Input material:
'''

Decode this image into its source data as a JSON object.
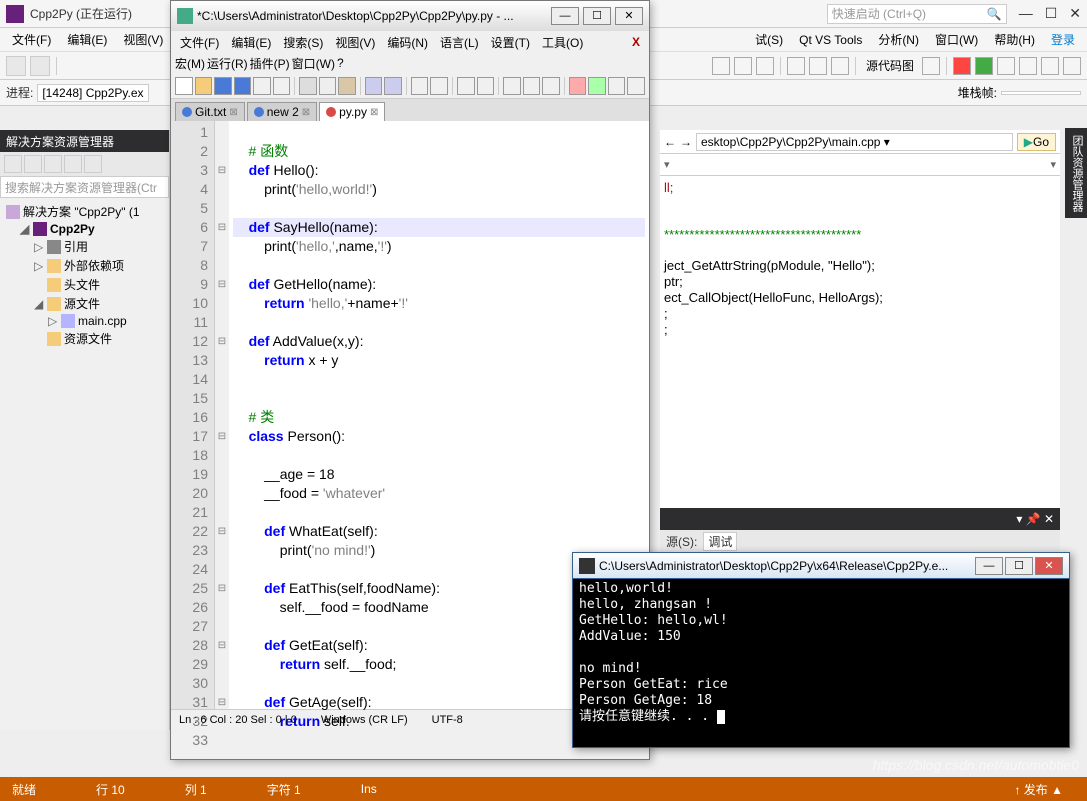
{
  "vs": {
    "title": "Cpp2Py (正在运行)",
    "quick_placeholder": "快速启动 (Ctrl+Q)",
    "menu": [
      "文件(F)",
      "编辑(E)",
      "视图(V)",
      "",
      "",
      "",
      "",
      "",
      "",
      "试(S)",
      "Qt VS Tools",
      "分析(N)",
      "窗口(W)",
      "帮助(H)"
    ],
    "login": "登录",
    "toolbar_stack_lbl": "堆栈帧:",
    "toolbar_src_lbl": "源代码图",
    "process_label": "进程:",
    "process_value": "[14248] Cpp2Py.ex",
    "right_path": "esktop\\Cpp2Py\\Cpp2Py\\main.cpp",
    "go": "Go",
    "cpp_lines": [
      "ll;",
      "",
      "",
      "***************************************",
      "",
      "ject_GetAttrString(pModule, \"Hello\");",
      "ptr;",
      "ect_CallObject(HelloFunc, HelloArgs);",
      ";",
      ";"
    ],
    "bot_source_lbl": "源(S):",
    "bot_source_val": "调试",
    "status": {
      "ready": "就绪",
      "row": "行 10",
      "col": "列 1",
      "ch": "字符 1",
      "ins": "Ins",
      "pub": "↑ 发布 ▲"
    }
  },
  "solution": {
    "header": "解决方案资源管理器",
    "search_placeholder": "搜索解决方案资源管理器(Ctr",
    "sol_label": "解决方案 \"Cpp2Py\" (1",
    "proj": "Cpp2Py",
    "items": [
      "引用",
      "外部依赖项",
      "头文件",
      "源文件",
      "main.cpp",
      "资源文件"
    ]
  },
  "side_tab": "团队资源管理器",
  "npp": {
    "title": "*C:\\Users\\Administrator\\Desktop\\Cpp2Py\\Cpp2Py\\py.py - ...",
    "menu1": [
      "文件(F)",
      "编辑(E)",
      "搜索(S)",
      "视图(V)",
      "编码(N)",
      "语言(L)",
      "设置(T)",
      "工具(O)"
    ],
    "menu2": [
      "宏(M)",
      "运行(R)",
      "插件(P)",
      "窗口(W)",
      "?"
    ],
    "tabs": [
      {
        "label": "Git.txt",
        "active": false,
        "color": "blue"
      },
      {
        "label": "new 2",
        "active": false,
        "color": "blue"
      },
      {
        "label": "py.py",
        "active": true,
        "color": "red"
      }
    ],
    "code": [
      {
        "n": 1,
        "t": ""
      },
      {
        "n": 2,
        "t": "    # 函数",
        "cls": "comment"
      },
      {
        "n": 3,
        "t": "    def Hello():",
        "fold": "⊟"
      },
      {
        "n": 4,
        "t": "        print('hello,world!')"
      },
      {
        "n": 5,
        "t": ""
      },
      {
        "n": 6,
        "t": "    def SayHello(name):",
        "fold": "⊟",
        "hl": true
      },
      {
        "n": 7,
        "t": "        print('hello,',name,'!')"
      },
      {
        "n": 8,
        "t": ""
      },
      {
        "n": 9,
        "t": "    def GetHello(name):",
        "fold": "⊟"
      },
      {
        "n": 10,
        "t": "        return 'hello,'+name+'!'"
      },
      {
        "n": 11,
        "t": ""
      },
      {
        "n": 12,
        "t": "    def AddValue(x,y):",
        "fold": "⊟"
      },
      {
        "n": 13,
        "t": "        return x + y"
      },
      {
        "n": 14,
        "t": ""
      },
      {
        "n": 15,
        "t": ""
      },
      {
        "n": 16,
        "t": "    # 类",
        "cls": "comment"
      },
      {
        "n": 17,
        "t": "    class Person():",
        "fold": "⊟"
      },
      {
        "n": 18,
        "t": ""
      },
      {
        "n": 19,
        "t": "        __age = 18"
      },
      {
        "n": 20,
        "t": "        __food = 'whatever'"
      },
      {
        "n": 21,
        "t": ""
      },
      {
        "n": 22,
        "t": "        def WhatEat(self):",
        "fold": "⊟"
      },
      {
        "n": 23,
        "t": "            print('no mind!')"
      },
      {
        "n": 24,
        "t": ""
      },
      {
        "n": 25,
        "t": "        def EatThis(self,foodName):",
        "fold": "⊟"
      },
      {
        "n": 26,
        "t": "            self.__food = foodName"
      },
      {
        "n": 27,
        "t": ""
      },
      {
        "n": 28,
        "t": "        def GetEat(self):",
        "fold": "⊟"
      },
      {
        "n": 29,
        "t": "            return self.__food;"
      },
      {
        "n": 30,
        "t": ""
      },
      {
        "n": 31,
        "t": "        def GetAge(self):",
        "fold": "⊟"
      },
      {
        "n": 32,
        "t": "            return self."
      },
      {
        "n": 33,
        "t": ""
      }
    ],
    "status": {
      "pos": "Ln : 6   Col : 20   Sel : 0 | 0",
      "eol": "Windows (CR LF)",
      "enc": "UTF-8"
    }
  },
  "console": {
    "title": "C:\\Users\\Administrator\\Desktop\\Cpp2Py\\x64\\Release\\Cpp2Py.e...",
    "lines": [
      "hello,world!",
      "hello, zhangsan !",
      "GetHello: hello,wl!",
      "AddValue: 150",
      "",
      "no mind!",
      "Person GetEat: rice",
      "Person GetAge: 18",
      "请按任意键继续. . . "
    ]
  },
  "watermark": "https://blog.csdn.net/automobtie0"
}
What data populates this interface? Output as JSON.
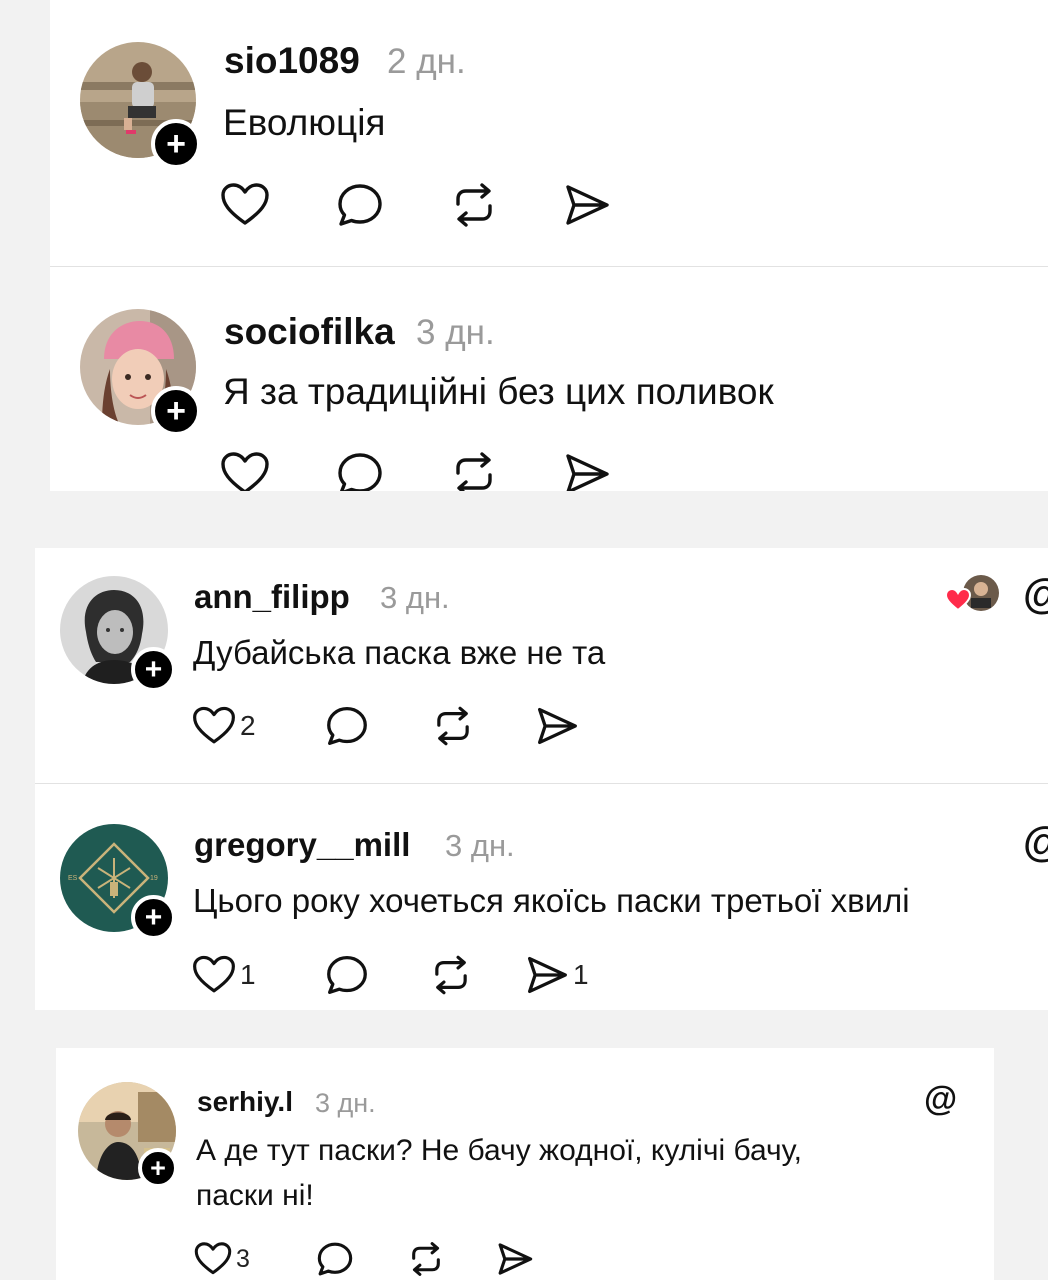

'''

Scan the lines for the string "print". Pick out every line that has it.

        "t": "        print('hello,world!')"
        "t": "        print('hello,',name,'!')"
        "t": "            print('no mind!')"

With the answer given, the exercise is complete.